— start of DATA ROWS —
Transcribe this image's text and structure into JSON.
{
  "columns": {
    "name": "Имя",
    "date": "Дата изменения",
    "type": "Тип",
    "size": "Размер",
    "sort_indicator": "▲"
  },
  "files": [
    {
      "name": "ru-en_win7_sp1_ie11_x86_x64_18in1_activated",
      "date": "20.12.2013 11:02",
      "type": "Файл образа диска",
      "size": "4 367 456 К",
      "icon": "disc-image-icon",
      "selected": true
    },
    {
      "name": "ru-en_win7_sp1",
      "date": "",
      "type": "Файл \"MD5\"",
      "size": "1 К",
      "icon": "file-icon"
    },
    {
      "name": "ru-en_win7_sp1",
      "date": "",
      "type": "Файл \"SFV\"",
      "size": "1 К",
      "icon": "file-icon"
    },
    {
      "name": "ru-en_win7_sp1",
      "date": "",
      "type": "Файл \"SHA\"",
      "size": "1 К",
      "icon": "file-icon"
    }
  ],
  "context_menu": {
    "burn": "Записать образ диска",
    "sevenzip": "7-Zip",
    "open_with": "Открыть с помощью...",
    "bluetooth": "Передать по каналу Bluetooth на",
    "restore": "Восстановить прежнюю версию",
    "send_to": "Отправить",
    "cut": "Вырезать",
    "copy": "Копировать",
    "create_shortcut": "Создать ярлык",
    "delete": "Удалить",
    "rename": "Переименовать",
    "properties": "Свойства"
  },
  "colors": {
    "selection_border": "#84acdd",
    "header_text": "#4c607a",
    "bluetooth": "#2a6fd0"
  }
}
— end of DATA ROWS —
§ WHAT TO WORK ON:
Using the entries above, please restate each one word for word.

§ CORRECT RESPONSE:
Transcribe this image's text and structure into JSON.
{
  "columns": {
    "name": "Имя",
    "date": "Дата изменения",
    "type": "Тип",
    "size": "Размер",
    "sort_indicator": "▲"
  },
  "files": [
    {
      "name": "ru-en_win7_sp1_ie11_x86_x64_18in1_activated",
      "date": "20.12.2013 11:02",
      "type": "Файл образа диска",
      "size": "4 367 456 К",
      "icon": "disc-image-icon",
      "selected": true
    },
    {
      "name": "ru-en_win7_sp1",
      "date": "",
      "type": "Файл \"MD5\"",
      "size": "1 К",
      "icon": "file-icon"
    },
    {
      "name": "ru-en_win7_sp1",
      "date": "",
      "type": "Файл \"SFV\"",
      "size": "1 К",
      "icon": "file-icon"
    },
    {
      "name": "ru-en_win7_sp1",
      "date": "",
      "type": "Файл \"SHA\"",
      "size": "1 К",
      "icon": "file-icon"
    }
  ],
  "context_menu": {
    "burn": "Записать образ диска",
    "sevenzip": "7-Zip",
    "open_with": "Открыть с помощью...",
    "bluetooth": "Передать по каналу Bluetooth на",
    "restore": "Восстановить прежнюю версию",
    "send_to": "Отправить",
    "cut": "Вырезать",
    "copy": "Копировать",
    "create_shortcut": "Создать ярлык",
    "delete": "Удалить",
    "rename": "Переименовать",
    "properties": "Свойства"
  },
  "colors": {
    "selection_border": "#84acdd",
    "header_text": "#4c607a",
    "bluetooth": "#2a6fd0"
  }
}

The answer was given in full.